:: Task requirements ::
Every line of the material that follows must be printed again exactly.
** start Input for this task **
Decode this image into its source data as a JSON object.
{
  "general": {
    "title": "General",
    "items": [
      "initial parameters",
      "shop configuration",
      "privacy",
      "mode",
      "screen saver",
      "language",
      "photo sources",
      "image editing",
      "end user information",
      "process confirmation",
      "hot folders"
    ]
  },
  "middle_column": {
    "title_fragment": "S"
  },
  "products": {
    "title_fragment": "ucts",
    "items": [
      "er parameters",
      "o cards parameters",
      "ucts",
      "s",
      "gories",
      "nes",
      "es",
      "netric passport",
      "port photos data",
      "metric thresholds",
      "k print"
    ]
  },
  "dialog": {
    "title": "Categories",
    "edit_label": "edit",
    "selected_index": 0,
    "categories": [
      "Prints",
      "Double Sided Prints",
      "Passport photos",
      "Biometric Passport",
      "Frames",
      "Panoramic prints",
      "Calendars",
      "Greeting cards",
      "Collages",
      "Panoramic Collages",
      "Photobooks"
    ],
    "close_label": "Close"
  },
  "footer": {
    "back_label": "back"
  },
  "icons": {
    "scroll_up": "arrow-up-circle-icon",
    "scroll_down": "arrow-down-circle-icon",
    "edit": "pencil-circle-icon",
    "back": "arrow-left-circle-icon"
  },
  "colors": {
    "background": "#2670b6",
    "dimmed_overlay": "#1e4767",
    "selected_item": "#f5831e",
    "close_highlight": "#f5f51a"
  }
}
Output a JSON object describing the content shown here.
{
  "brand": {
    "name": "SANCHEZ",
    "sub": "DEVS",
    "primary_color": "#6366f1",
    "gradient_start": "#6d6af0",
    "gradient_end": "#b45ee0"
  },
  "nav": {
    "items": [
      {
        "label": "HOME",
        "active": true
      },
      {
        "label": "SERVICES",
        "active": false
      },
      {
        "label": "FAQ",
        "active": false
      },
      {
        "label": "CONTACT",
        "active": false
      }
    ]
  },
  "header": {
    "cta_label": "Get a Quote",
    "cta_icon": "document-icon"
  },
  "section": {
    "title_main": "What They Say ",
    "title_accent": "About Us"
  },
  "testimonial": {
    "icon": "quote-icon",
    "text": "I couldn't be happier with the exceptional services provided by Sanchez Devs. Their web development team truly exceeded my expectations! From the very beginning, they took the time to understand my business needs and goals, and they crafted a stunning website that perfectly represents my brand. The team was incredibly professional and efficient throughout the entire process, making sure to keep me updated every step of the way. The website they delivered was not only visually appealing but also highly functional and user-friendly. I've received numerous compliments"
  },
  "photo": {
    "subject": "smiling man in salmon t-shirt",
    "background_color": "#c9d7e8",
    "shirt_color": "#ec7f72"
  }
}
** end Input for this task **
:: Complete answer ::
Decode this image into its source data as a JSON object.
{
  "general": {
    "title": "General",
    "items": [
      "initial parameters",
      "shop configuration",
      "privacy",
      "mode",
      "screen saver",
      "language",
      "photo sources",
      "image editing",
      "end user information",
      "process confirmation",
      "hot folders"
    ]
  },
  "middle_column": {
    "title_fragment": "S"
  },
  "products": {
    "title_fragment": "ucts",
    "items": [
      "er parameters",
      "o cards parameters",
      "ucts",
      "s",
      "gories",
      "nes",
      "es",
      "netric passport",
      "port photos data",
      "metric thresholds",
      "k print"
    ]
  },
  "dialog": {
    "title": "Categories",
    "edit_label": "edit",
    "selected_index": 0,
    "categories": [
      "Prints",
      "Double Sided Prints",
      "Passport photos",
      "Biometric Passport",
      "Frames",
      "Panoramic prints",
      "Calendars",
      "Greeting cards",
      "Collages",
      "Panoramic Collages",
      "Photobooks"
    ],
    "close_label": "Close"
  },
  "footer": {
    "back_label": "back"
  },
  "icons": {
    "scroll_up": "arrow-up-circle-icon",
    "scroll_down": "arrow-down-circle-icon",
    "edit": "pencil-circle-icon",
    "back": "arrow-left-circle-icon"
  },
  "colors": {
    "background": "#2670b6",
    "dimmed_overlay": "#1e4767",
    "selected_item": "#f5831e",
    "close_highlight": "#f5f51a"
  }
}
Output a JSON object describing the content shown here.
{
  "brand": {
    "name": "SANCHEZ",
    "sub": "DEVS",
    "primary_color": "#6366f1",
    "gradient_start": "#6d6af0",
    "gradient_end": "#b45ee0"
  },
  "nav": {
    "items": [
      {
        "label": "HOME",
        "active": true
      },
      {
        "label": "SERVICES",
        "active": false
      },
      {
        "label": "FAQ",
        "active": false
      },
      {
        "label": "CONTACT",
        "active": false
      }
    ]
  },
  "header": {
    "cta_label": "Get a Quote",
    "cta_icon": "document-icon"
  },
  "section": {
    "title_main": "What They Say ",
    "title_accent": "About Us"
  },
  "testimonial": {
    "icon": "quote-icon",
    "text": "I couldn't be happier with the exceptional services provided by Sanchez Devs. Their web development team truly exceeded my expectations! From the very beginning, they took the time to understand my business needs and goals, and they crafted a stunning website that perfectly represents my brand. The team was incredibly professional and efficient throughout the entire process, making sure to keep me updated every step of the way. The website they delivered was not only visually appealing but also highly functional and user-friendly. I've received numerous compliments"
  },
  "photo": {
    "subject": "smiling man in salmon t-shirt",
    "background_color": "#c9d7e8",
    "shirt_color": "#ec7f72"
  }
}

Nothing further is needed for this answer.